**Problem details**
Reproduce all the lines below exactly and omit the images.

Records that describe figures
+-------+
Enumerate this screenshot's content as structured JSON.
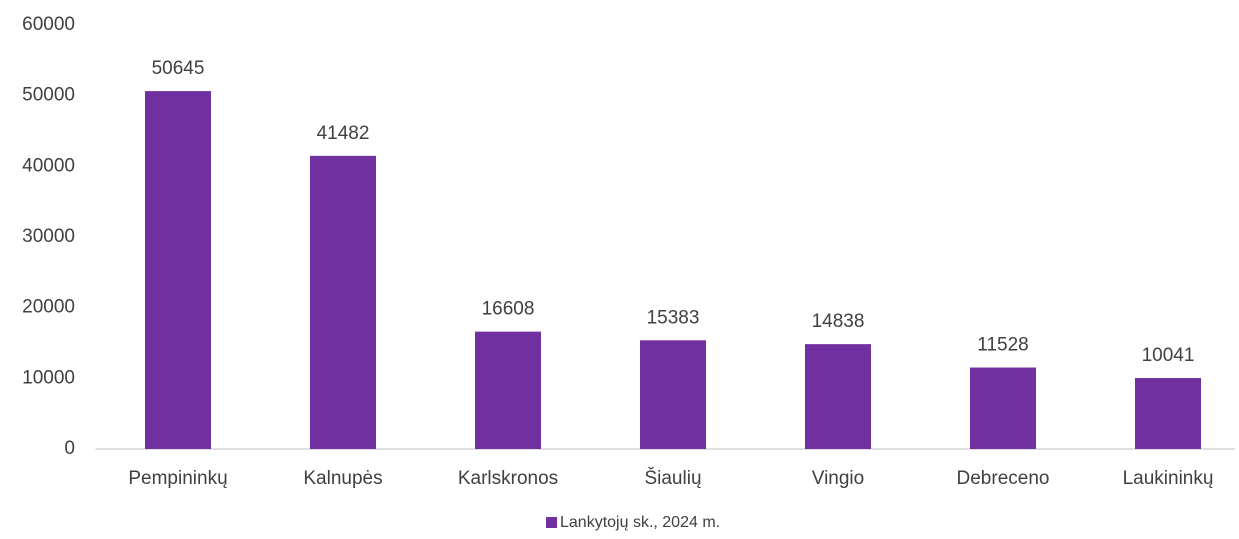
{
  "chart_data": {
    "type": "bar",
    "categories": [
      "Pempininkų",
      "Kalnupės",
      "Karlskronos",
      "Šiaulių",
      "Vingio",
      "Debreceno",
      "Laukininkų"
    ],
    "series": [
      {
        "name": "Lankytojų sk., 2024 m.",
        "color": "#7030a0",
        "values": [
          50645,
          41482,
          16608,
          15383,
          14838,
          11528,
          10041
        ]
      }
    ],
    "ylim": [
      0,
      60000
    ],
    "yticks": [
      0,
      10000,
      20000,
      30000,
      40000,
      50000,
      60000
    ],
    "grid": false,
    "legend": "bottom"
  }
}
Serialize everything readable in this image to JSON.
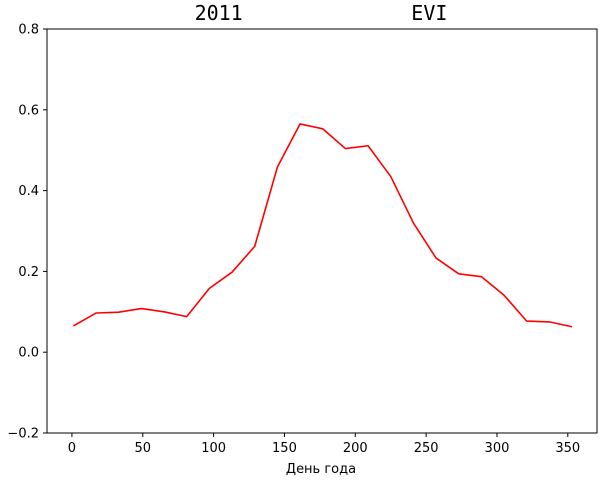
{
  "chart_data": {
    "type": "line",
    "title": "2011              EVI",
    "xlabel": "День года",
    "ylabel": "",
    "xlim": [
      -17.6,
      370.6
    ],
    "ylim": [
      -0.2,
      0.8
    ],
    "xticks": [
      0,
      50,
      100,
      150,
      200,
      250,
      300,
      350
    ],
    "yticks": [
      -0.2,
      0.0,
      0.2,
      0.4,
      0.6,
      0.8
    ],
    "xtick_labels": [
      "0",
      "50",
      "100",
      "150",
      "200",
      "250",
      "300",
      "350"
    ],
    "ytick_labels": [
      "−0.2",
      "0.0",
      "0.2",
      "0.4",
      "0.6",
      "0.8"
    ],
    "grid": false,
    "legend": "none",
    "series": [
      {
        "color": "#ff0000",
        "x": [
          1,
          17,
          33,
          49,
          65,
          81,
          97,
          113,
          129,
          145,
          161,
          177,
          193,
          209,
          225,
          241,
          257,
          273,
          289,
          305,
          321,
          337,
          353
        ],
        "y": [
          0.065,
          0.097,
          0.099,
          0.108,
          0.1,
          0.088,
          0.158,
          0.198,
          0.262,
          0.458,
          0.565,
          0.553,
          0.504,
          0.511,
          0.435,
          0.32,
          0.233,
          0.194,
          0.187,
          0.141,
          0.077,
          0.075,
          0.063
        ]
      }
    ]
  }
}
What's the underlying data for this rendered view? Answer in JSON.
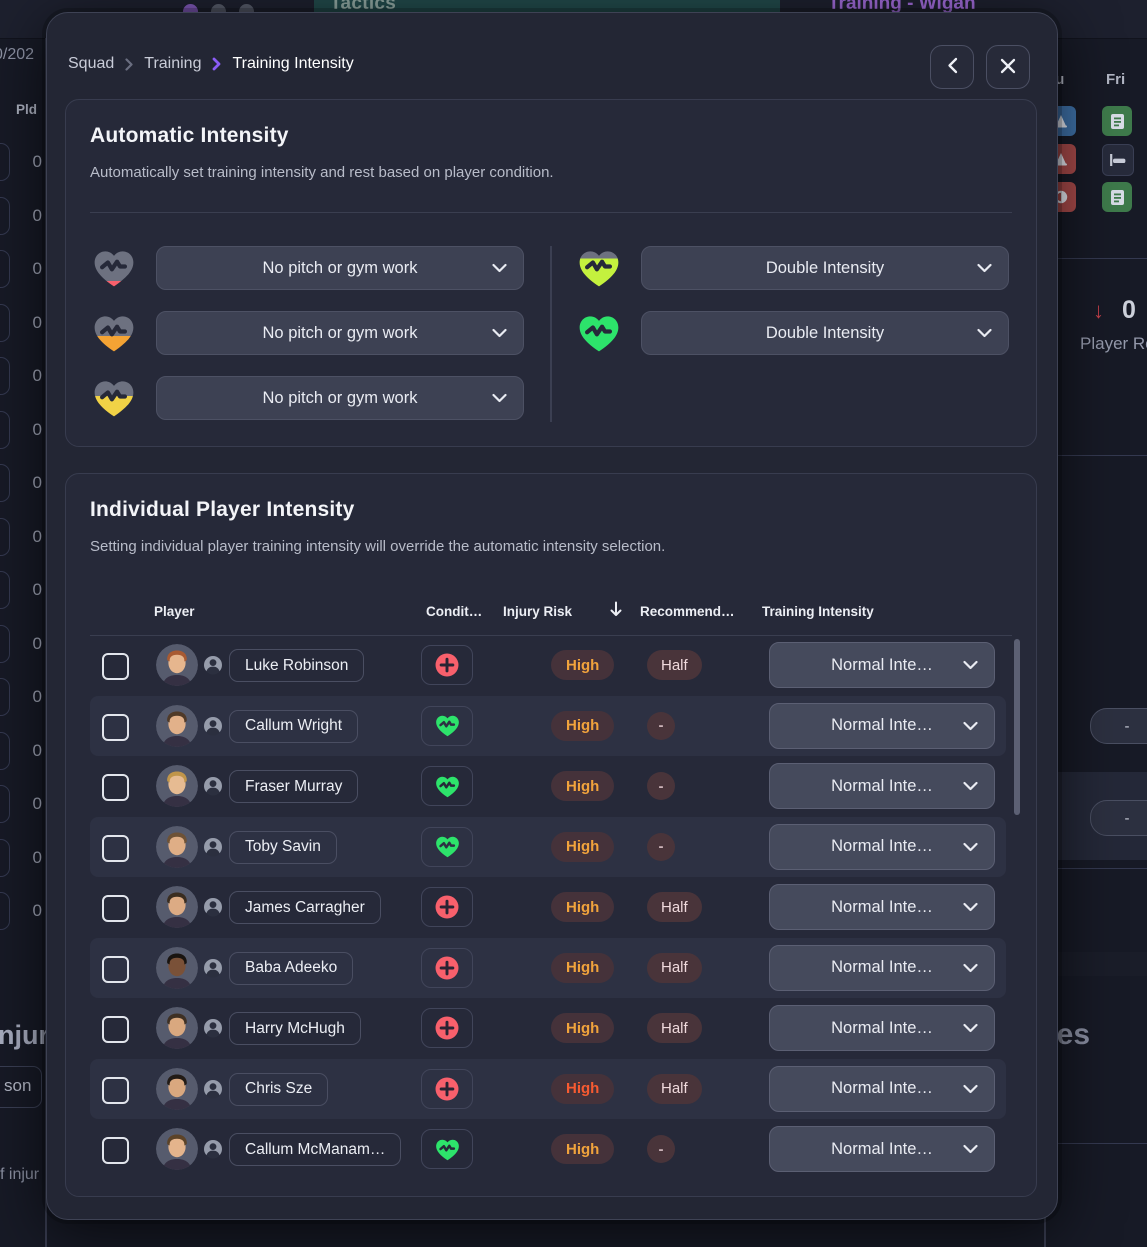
{
  "background": {
    "topbar": {
      "tab_label": "Tactics",
      "window_title": "Training - Wigan"
    },
    "left_panel": {
      "date_fragment": "0/202",
      "column_header": "Pld",
      "zeros": [
        "0",
        "0",
        "0",
        "0",
        "0",
        "0",
        "0",
        "0",
        "0",
        "0",
        "0",
        "0",
        "0",
        "0",
        "0"
      ],
      "injuries_fragment": "njur",
      "name_fragment": "son",
      "note_fragment": "f injur"
    },
    "right_panel": {
      "day_thu_fragment": "hu",
      "day_fri": "Fri",
      "drop_arrow": "↓",
      "drop_count": "0",
      "drop_label_fragment": "Player Re",
      "pill_value": "-",
      "bottom_fragment": "ses"
    }
  },
  "colors": {
    "accent_purple": "#8b5cf6",
    "green": "#2de36b",
    "lime": "#c4f13e",
    "yellow": "#f1d246",
    "orange": "#f4a334",
    "red": "#f8606c",
    "heart_gray": "#6d7180",
    "risk_amber": "#f1a33c",
    "risk_red_orange": "#f75b31",
    "card_bg": "#262939",
    "row_alt_bg": "#2d3143"
  },
  "modal": {
    "breadcrumb": {
      "items": [
        "Squad",
        "Training",
        "Training Intensity"
      ]
    },
    "automatic": {
      "title": "Automatic Intensity",
      "subtitle": "Automatically set training intensity and rest based on player condition.",
      "mappings": [
        {
          "condition_level": "very-low",
          "fill_pct": 16,
          "fill_color_key": "red",
          "label": "No pitch or gym work"
        },
        {
          "condition_level": "low",
          "fill_pct": 44,
          "fill_color_key": "orange",
          "label": "No pitch or gym work"
        },
        {
          "condition_level": "medium",
          "fill_pct": 58,
          "fill_color_key": "yellow",
          "label": "No pitch or gym work"
        },
        {
          "condition_level": "high",
          "fill_pct": 80,
          "fill_color_key": "lime",
          "label": "Double Intensity"
        },
        {
          "condition_level": "full",
          "fill_pct": 100,
          "fill_color_key": "green",
          "label": "Double Intensity"
        }
      ]
    },
    "individual": {
      "title": "Individual Player Intensity",
      "subtitle": "Setting individual player training intensity will override the automatic intensity selection.",
      "columns": [
        "Player",
        "Condit…",
        "Injury Risk",
        "Recommend…",
        "Training Intensity"
      ],
      "players": [
        {
          "name": "Luke Robinson",
          "condition": "injured",
          "injury_risk": "High",
          "risk_color": "#f1a33c",
          "recommendation": "Half",
          "intensity": "Normal Inte…",
          "avatar": {
            "hair": "#a85a32",
            "skin": "#e6b68e"
          }
        },
        {
          "name": "Callum Wright",
          "condition": "fit",
          "injury_risk": "High",
          "risk_color": "#f1a33c",
          "recommendation": "-",
          "intensity": "Normal Inte…",
          "avatar": {
            "hair": "#503a28",
            "skin": "#e2b18a"
          }
        },
        {
          "name": "Fraser Murray",
          "condition": "fit",
          "injury_risk": "High",
          "risk_color": "#f1a33c",
          "recommendation": "-",
          "intensity": "Normal Inte…",
          "avatar": {
            "hair": "#c0954a",
            "skin": "#e6bb92"
          }
        },
        {
          "name": "Toby Savin",
          "condition": "fit",
          "injury_risk": "High",
          "risk_color": "#f1a33c",
          "recommendation": "-",
          "intensity": "Normal Inte…",
          "avatar": {
            "hair": "#6e5236",
            "skin": "#dfae86"
          }
        },
        {
          "name": "James Carragher",
          "condition": "injured",
          "injury_risk": "High",
          "risk_color": "#f1a33c",
          "recommendation": "Half",
          "intensity": "Normal Inte…",
          "avatar": {
            "hair": "#3a2d20",
            "skin": "#dcab84"
          }
        },
        {
          "name": "Baba Adeeko",
          "condition": "injured",
          "injury_risk": "High",
          "risk_color": "#f1a33c",
          "recommendation": "Half",
          "intensity": "Normal Inte…",
          "avatar": {
            "hair": "#191410",
            "skin": "#7a5138"
          }
        },
        {
          "name": "Harry McHugh",
          "condition": "injured",
          "injury_risk": "High",
          "risk_color": "#f1a33c",
          "recommendation": "Half",
          "intensity": "Normal Inte…",
          "avatar": {
            "hair": "#3e3024",
            "skin": "#d9a87f"
          }
        },
        {
          "name": "Chris Sze",
          "condition": "injured",
          "injury_risk": "High",
          "risk_color": "#f75b31",
          "recommendation": "Half",
          "intensity": "Normal Inte…",
          "avatar": {
            "hair": "#221b16",
            "skin": "#d9a87f"
          }
        },
        {
          "name": "Callum McManam…",
          "condition": "fit",
          "injury_risk": "High",
          "risk_color": "#f1a33c",
          "recommendation": "-",
          "intensity": "Normal Inte…",
          "avatar": {
            "hair": "#5c4328",
            "skin": "#e4b48c"
          }
        }
      ]
    }
  }
}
+-------+
**Problem solution**
Enumerate this screenshot's content as structured JSON.
{
  "chart_data": {
    "type": "bar",
    "categories": [
      "Pempininkų",
      "Kalnupės",
      "Karlskronos",
      "Šiaulių",
      "Vingio",
      "Debreceno",
      "Laukininkų"
    ],
    "series": [
      {
        "name": "Lankytojų sk., 2024 m.",
        "color": "#7030a0",
        "values": [
          50645,
          41482,
          16608,
          15383,
          14838,
          11528,
          10041
        ]
      }
    ],
    "ylim": [
      0,
      60000
    ],
    "yticks": [
      0,
      10000,
      20000,
      30000,
      40000,
      50000,
      60000
    ],
    "grid": false,
    "legend": "bottom"
  }
}
Serialize everything readable in this image to JSON.
{
  "chart_data": {
    "type": "line",
    "title": "2011              EVI",
    "xlabel": "День года",
    "ylabel": "",
    "xlim": [
      -17.6,
      370.6
    ],
    "ylim": [
      -0.2,
      0.8
    ],
    "xticks": [
      0,
      50,
      100,
      150,
      200,
      250,
      300,
      350
    ],
    "yticks": [
      -0.2,
      0.0,
      0.2,
      0.4,
      0.6,
      0.8
    ],
    "xtick_labels": [
      "0",
      "50",
      "100",
      "150",
      "200",
      "250",
      "300",
      "350"
    ],
    "ytick_labels": [
      "−0.2",
      "0.0",
      "0.2",
      "0.4",
      "0.6",
      "0.8"
    ],
    "grid": false,
    "legend": "none",
    "series": [
      {
        "color": "#ff0000",
        "x": [
          1,
          17,
          33,
          49,
          65,
          81,
          97,
          113,
          129,
          145,
          161,
          177,
          193,
          209,
          225,
          241,
          257,
          273,
          289,
          305,
          321,
          337,
          353
        ],
        "y": [
          0.065,
          0.097,
          0.099,
          0.108,
          0.1,
          0.088,
          0.158,
          0.198,
          0.262,
          0.458,
          0.565,
          0.553,
          0.504,
          0.511,
          0.435,
          0.32,
          0.233,
          0.194,
          0.187,
          0.141,
          0.077,
          0.075,
          0.063
        ]
      }
    ]
  }
}
What's the underlying data for this rendered view? Answer in JSON.
{
  "background": {
    "topbar": {
      "tab_label": "Tactics",
      "window_title": "Training - Wigan"
    },
    "left_panel": {
      "date_fragment": "0/202",
      "column_header": "Pld",
      "zeros": [
        "0",
        "0",
        "0",
        "0",
        "0",
        "0",
        "0",
        "0",
        "0",
        "0",
        "0",
        "0",
        "0",
        "0",
        "0"
      ],
      "injuries_fragment": "njur",
      "name_fragment": "son",
      "note_fragment": "f injur"
    },
    "right_panel": {
      "day_thu_fragment": "hu",
      "day_fri": "Fri",
      "drop_arrow": "↓",
      "drop_count": "0",
      "drop_label_fragment": "Player Re",
      "pill_value": "-",
      "bottom_fragment": "ses"
    }
  },
  "colors": {
    "accent_purple": "#8b5cf6",
    "green": "#2de36b",
    "lime": "#c4f13e",
    "yellow": "#f1d246",
    "orange": "#f4a334",
    "red": "#f8606c",
    "heart_gray": "#6d7180",
    "risk_amber": "#f1a33c",
    "risk_red_orange": "#f75b31",
    "card_bg": "#262939",
    "row_alt_bg": "#2d3143"
  },
  "modal": {
    "breadcrumb": {
      "items": [
        "Squad",
        "Training",
        "Training Intensity"
      ]
    },
    "automatic": {
      "title": "Automatic Intensity",
      "subtitle": "Automatically set training intensity and rest based on player condition.",
      "mappings": [
        {
          "condition_level": "very-low",
          "fill_pct": 16,
          "fill_color_key": "red",
          "label": "No pitch or gym work"
        },
        {
          "condition_level": "low",
          "fill_pct": 44,
          "fill_color_key": "orange",
          "label": "No pitch or gym work"
        },
        {
          "condition_level": "medium",
          "fill_pct": 58,
          "fill_color_key": "yellow",
          "label": "No pitch or gym work"
        },
        {
          "condition_level": "high",
          "fill_pct": 80,
          "fill_color_key": "lime",
          "label": "Double Intensity"
        },
        {
          "condition_level": "full",
          "fill_pct": 100,
          "fill_color_key": "green",
          "label": "Double Intensity"
        }
      ]
    },
    "individual": {
      "title": "Individual Player Intensity",
      "subtitle": "Setting individual player training intensity will override the automatic intensity selection.",
      "columns": [
        "Player",
        "Condit…",
        "Injury Risk",
        "Recommend…",
        "Training Intensity"
      ],
      "players": [
        {
          "name": "Luke Robinson",
          "condition": "injured",
          "injury_risk": "High",
          "risk_color": "#f1a33c",
          "recommendation": "Half",
          "intensity": "Normal Inte…",
          "avatar": {
            "hair": "#a85a32",
            "skin": "#e6b68e"
          }
        },
        {
          "name": "Callum Wright",
          "condition": "fit",
          "injury_risk": "High",
          "risk_color": "#f1a33c",
          "recommendation": "-",
          "intensity": "Normal Inte…",
          "avatar": {
            "hair": "#503a28",
            "skin": "#e2b18a"
          }
        },
        {
          "name": "Fraser Murray",
          "condition": "fit",
          "injury_risk": "High",
          "risk_color": "#f1a33c",
          "recommendation": "-",
          "intensity": "Normal Inte…",
          "avatar": {
            "hair": "#c0954a",
            "skin": "#e6bb92"
          }
        },
        {
          "name": "Toby Savin",
          "condition": "fit",
          "injury_risk": "High",
          "risk_color": "#f1a33c",
          "recommendation": "-",
          "intensity": "Normal Inte…",
          "avatar": {
            "hair": "#6e5236",
            "skin": "#dfae86"
          }
        },
        {
          "name": "James Carragher",
          "condition": "injured",
          "injury_risk": "High",
          "risk_color": "#f1a33c",
          "recommendation": "Half",
          "intensity": "Normal Inte…",
          "avatar": {
            "hair": "#3a2d20",
            "skin": "#dcab84"
          }
        },
        {
          "name": "Baba Adeeko",
          "condition": "injured",
          "injury_risk": "High",
          "risk_color": "#f1a33c",
          "recommendation": "Half",
          "intensity": "Normal Inte…",
          "avatar": {
            "hair": "#191410",
            "skin": "#7a5138"
          }
        },
        {
          "name": "Harry McHugh",
          "condition": "injured",
          "injury_risk": "High",
          "risk_color": "#f1a33c",
          "recommendation": "Half",
          "intensity": "Normal Inte…",
          "avatar": {
            "hair": "#3e3024",
            "skin": "#d9a87f"
          }
        },
        {
          "name": "Chris Sze",
          "condition": "injured",
          "injury_risk": "High",
          "risk_color": "#f75b31",
          "recommendation": "Half",
          "intensity": "Normal Inte…",
          "avatar": {
            "hair": "#221b16",
            "skin": "#d9a87f"
          }
        },
        {
          "name": "Callum McManam…",
          "condition": "fit",
          "injury_risk": "High",
          "risk_color": "#f1a33c",
          "recommendation": "-",
          "intensity": "Normal Inte…",
          "avatar": {
            "hair": "#5c4328",
            "skin": "#e4b48c"
          }
        }
      ]
    }
  }
}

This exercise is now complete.